*INSTRUCTIONS FOR THE TASK*
Below are some entries. Output each one exactly as it appears.

*MATERIAL FOR THIS EXERCISE*

=======

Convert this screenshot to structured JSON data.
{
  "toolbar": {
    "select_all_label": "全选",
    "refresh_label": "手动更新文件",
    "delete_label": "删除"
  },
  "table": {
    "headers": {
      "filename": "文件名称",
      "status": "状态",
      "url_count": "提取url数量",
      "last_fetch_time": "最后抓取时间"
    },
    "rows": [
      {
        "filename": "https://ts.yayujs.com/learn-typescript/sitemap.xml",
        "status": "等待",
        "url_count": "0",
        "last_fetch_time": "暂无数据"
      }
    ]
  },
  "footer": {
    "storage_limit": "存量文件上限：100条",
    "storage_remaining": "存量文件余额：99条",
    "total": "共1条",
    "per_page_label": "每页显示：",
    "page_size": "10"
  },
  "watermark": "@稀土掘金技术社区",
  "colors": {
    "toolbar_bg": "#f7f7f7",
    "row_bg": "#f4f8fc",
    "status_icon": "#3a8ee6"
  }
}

=======

*EXERCISE OUTPUT*
Convert this screenshot to structured JSON data.
{
  "toolbar": {
    "select_all_label": "全选",
    "refresh_label": "手动更新文件",
    "delete_label": "删除"
  },
  "table": {
    "headers": {
      "filename": "文件名称",
      "status": "状态",
      "url_count": "提取url数量",
      "last_fetch_time": "最后抓取时间"
    },
    "rows": [
      {
        "filename": "https://ts.yayujs.com/learn-typescript/sitemap.xml",
        "status": "等待",
        "url_count": "0",
        "last_fetch_time": "暂无数据"
      }
    ]
  },
  "footer": {
    "storage_limit": "存量文件上限：100条",
    "storage_remaining": "存量文件余额：99条",
    "total": "共1条",
    "per_page_label": "每页显示：",
    "page_size": "10"
  },
  "watermark": "@稀土掘金技术社区",
  "colors": {
    "toolbar_bg": "#f7f7f7",
    "row_bg": "#f4f8fc",
    "status_icon": "#3a8ee6"
  }
}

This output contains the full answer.